*DATASET ENTRIES*.
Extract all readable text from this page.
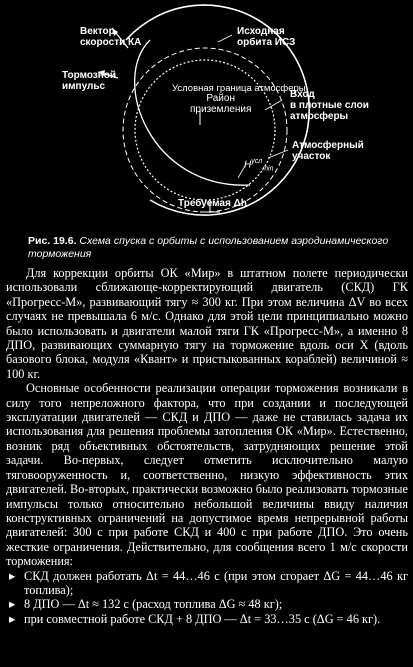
Вектор
скорости КА
Исходная
орбита ИСЗ
Тормозной
импульс	Условная граница атмосферы
Район
приземления
Вход
в плотные слои
атмосферы
Атмосферный
участок
$H^{усл}_{min}$
Требуемая Δh
Рис. 19.6. Схема спуска с орбиты с использованием аэродинамического торможения

Для коррекции орбиты ОК «Мир» в штатном полете периодически использовали сближающе-корректирующий двигатель (СКД) ГК «Прогресс-М», развивающий тягу ≈ 300 кг. При этом величина ΔV во всех случаях не превышала 6 м/с. Однако для этой цели принципиально можно было использовать и двигатели малой тяги ГК «Прогресс-М», а именно 8 ДПО, развивающих суммарную тягу на торможение вдоль оси X (вдоль базового блока, модуля «Квант» и пристыкованных кораблей) величиной ≈ 100 кг.

Основные особенности реализации операции торможения возникали в силу того непреложного фактора, что при создании и последующей эксплуатации двигателей — СКД и ДПО — даже не ставилась задача их использования для решения проблемы затопления ОК «Мир». Естественно, возник ряд объективных обстоятельств, затрудняющих решение этой задачи. Во-первых, следует отметить исключительно малую тяговооруженность и, соответственно, низкую эффективность этих двигателей. Во-вторых, практически возможно было реализовать тормозные импульсы только относительно небольшой величины ввиду наличия конструктивных ограничений на допустимое время непрерывной работы двигателей: 300 с при работе СКД и 400 с при работе ДПО. Это очень жесткие ограничения. Действительно, для сообщения всего 1 м/с скорости торможения:

▸ СКД должен работать Δt = 44…46 с (при этом сгорает ΔG = 44…46 кг топлива);
▸ 8 ДПО — Δt ≈ 132 с (расход топлива ΔG ≈ 48 кг);
▸ при совместной работе СКД + 8 ДПО — Δt = 33…35 с (ΔG = 46 кг).
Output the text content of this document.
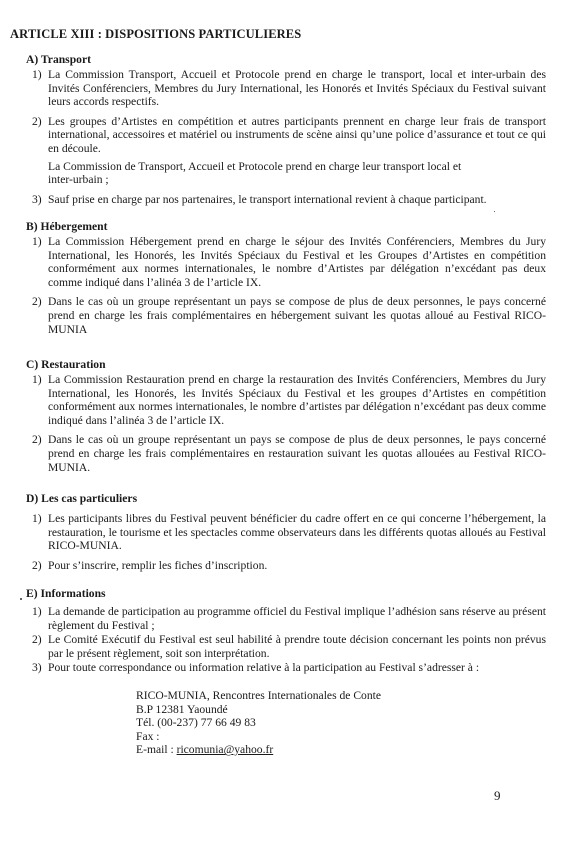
ARTICLE XIII : DISPOSITIONS PARTICULIERES
A) Transport
1) La Commission Transport, Accueil et Protocole prend en charge le transport, local et inter-urbain des Invités Conférenciers, Membres du Jury International, les Honorés et Invités Spéciaux du Festival suivant leurs accords respectifs.
2) Les groupes d’Artistes en compétition et autres participants prennent en charge leur frais de transport international, accessoires et matériel ou instruments de scène ainsi qu’une police d’assurance et tout ce qui en découle.
La Commission de Transport, Accueil et Protocole prend en charge leur transport local et inter-urbain ;
3) Sauf prise en charge par nos partenaires, le transport international revient à chaque participant.
B) Hébergement
1) La Commission Hébergement prend en charge le séjour des Invités Conférenciers, Membres du Jury International, les Honorés, les Invités Spéciaux du Festival et les Groupes d’Artistes en compétition conformément aux normes internationales, le nombre d’Artistes par délégation n’excédant pas deux comme indiqué dans l’alinéa 3 de l’article IX.
2) Dans le cas où un groupe représentant un pays se compose de plus de deux personnes, le pays concerné prend en charge les frais complémentaires en hébergement suivant les quotas alloué au Festival RICO-MUNIA
C) Restauration
1) La Commission Restauration prend en charge la restauration des Invités Conférenciers, Membres du Jury International, les Honorés, les Invités Spéciaux du Festival et les groupes d’Artistes en compétition conformément aux normes internationales, le nombre d’artistes par délégation n’excédant pas deux comme indiqué dans l’alinéa 3 de l’article IX.
2) Dans le cas où un groupe représentant un pays se compose de plus de deux personnes, le pays concerné prend en charge les frais complémentaires en restauration suivant les quotas allouées au Festival RICO-MUNIA.
D) Les cas particuliers
1) Les participants libres du Festival peuvent bénéficier du cadre offert en ce qui concerne l’hébergement, la restauration, le tourisme et les spectacles comme observateurs dans les différents quotas alloués au Festival RICO-MUNIA.
2) Pour s’inscrire, remplir les fiches d’inscription.
E) Informations
1) La demande de participation au programme officiel du Festival implique l’adhésion sans réserve au présent règlement du Festival ;
2) Le Comité Exécutif du Festival est seul habilité à prendre toute décision concernant les points non prévus par le présent règlement, soit son interprétation.
3) Pour toute correspondance ou information relative à la participation au Festival s’adresser à :
RICO-MUNIA, Rencontres Internationales de Conte
B.P 12381 Yaoundé
Tél. (00-237) 77 66 49 83
Fax :
E-mail : ricomunia@yahoo.fr
9
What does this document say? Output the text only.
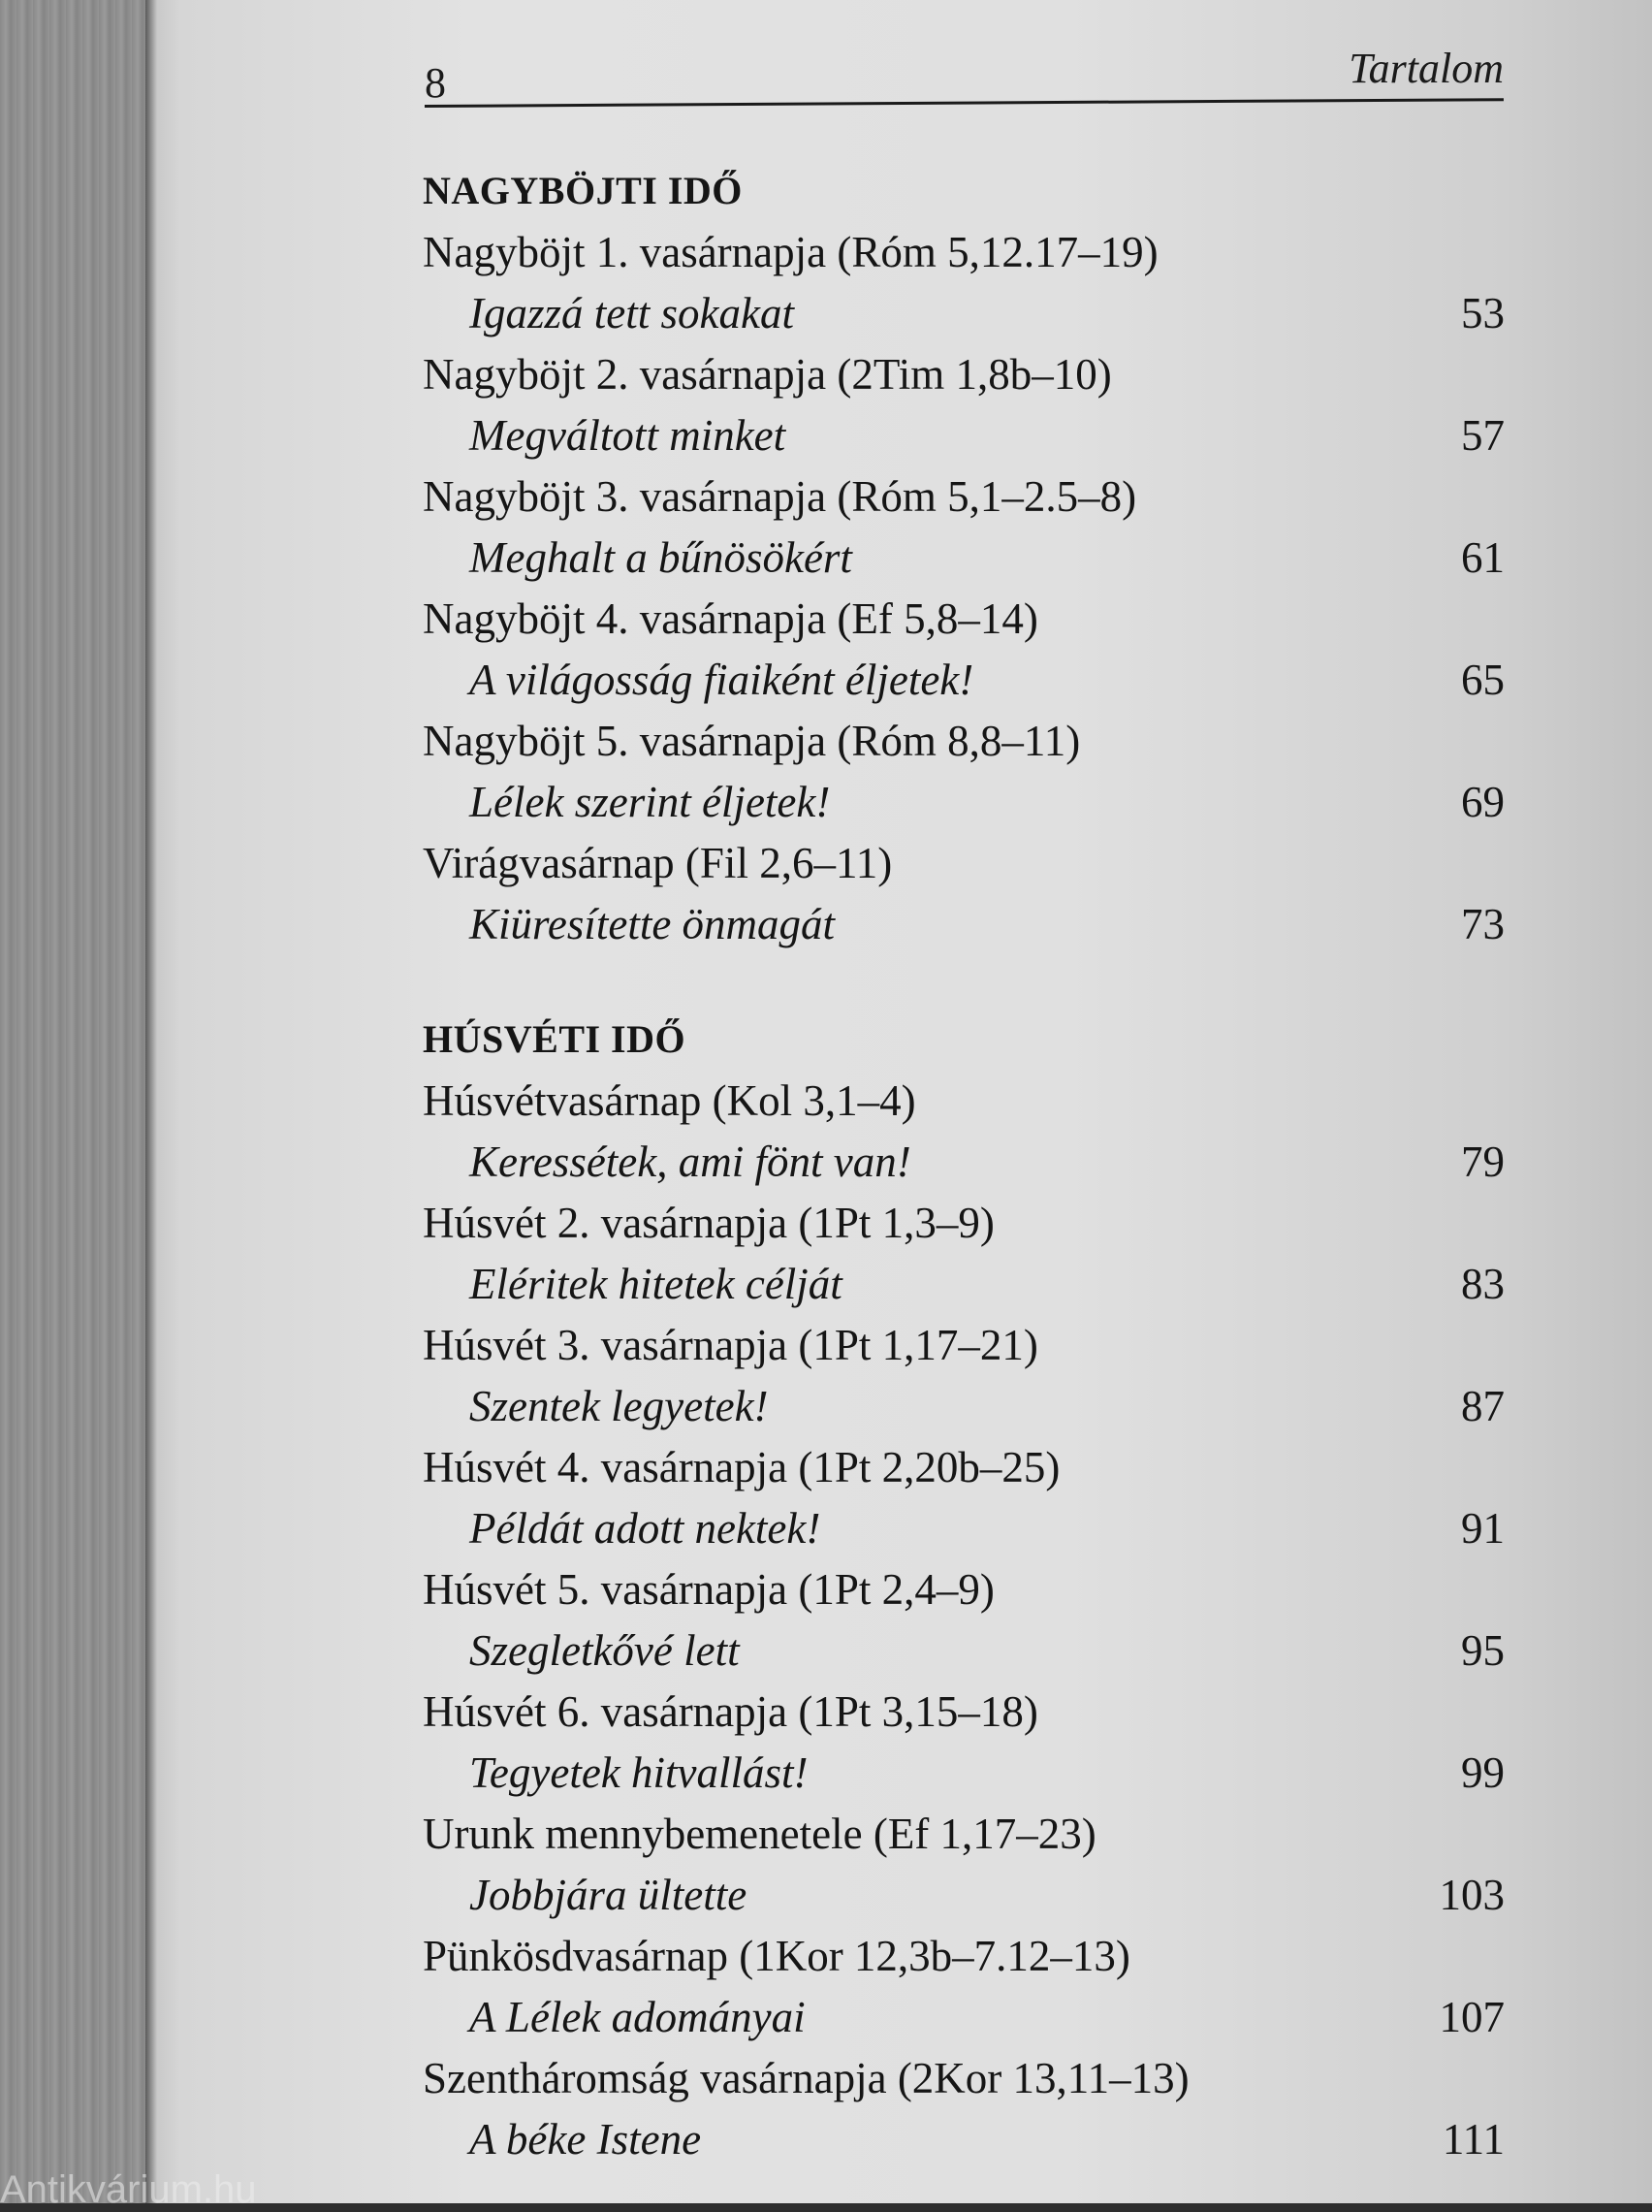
8	Tartalom
NAGYBÖJTI IDŐ
Nagyböjt 1. vasárnapja (Róm 5,12.17–19)
Igazzá tett sokakat	53
Nagyböjt 2. vasárnapja (2Tim 1,8b–10)
Megváltott minket	57
Nagyböjt 3. vasárnapja (Róm 5,1–2.5–8)
Meghalt a bűnösökért	61
Nagyböjt 4. vasárnapja (Ef 5,8–14)
A világosság fiaiként éljetek!	65
Nagyböjt 5. vasárnapja (Róm 8,8–11)
Lélek szerint éljetek!	69
Virágvasárnap (Fil 2,6–11)
Kiüresítette önmagát	73
HÚSVÉTI IDŐ
Húsvétvasárnap (Kol 3,1–4)
Keressétek, ami fönt van!	79
Húsvét 2. vasárnapja (1Pt 1,3–9)
Eléritek hitetek célját	83
Húsvét 3. vasárnapja (1Pt 1,17–21)
Szentek legyetek!	87
Húsvét 4. vasárnapja (1Pt 2,20b–25)
Példát adott nektek!	91
Húsvét 5. vasárnapja (1Pt 2,4–9)
Szegletkővé lett	95
Húsvét 6. vasárnapja (1Pt 3,15–18)
Tegyetek hitvallást!	99
Urunk mennybemenetele (Ef 1,17–23)
Jobbjára ültette	103
Pünkösdvasárnap (1Kor 12,3b–7.12–13)
A Lélek adományai	107
Szentháromság vasárnapja (2Kor 13,11–13)
A béke Istene	111
Antikvárium.hu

*DO THIS*.
Identify and list each line with the word "Protocole".

*ANSWER FOR THIS EXERCISE*.
1) La Commission Transport, Accueil et Protocole prend en charge le transport, local et inter-urbain des Invités Conférenciers, Membres du Jury International, les Honorés et Invités Spéciaux du Festival suivant leurs accords respectifs.
La Commission de Transport, Accueil et Protocole prend en charge leur transport local et inter-urbain ;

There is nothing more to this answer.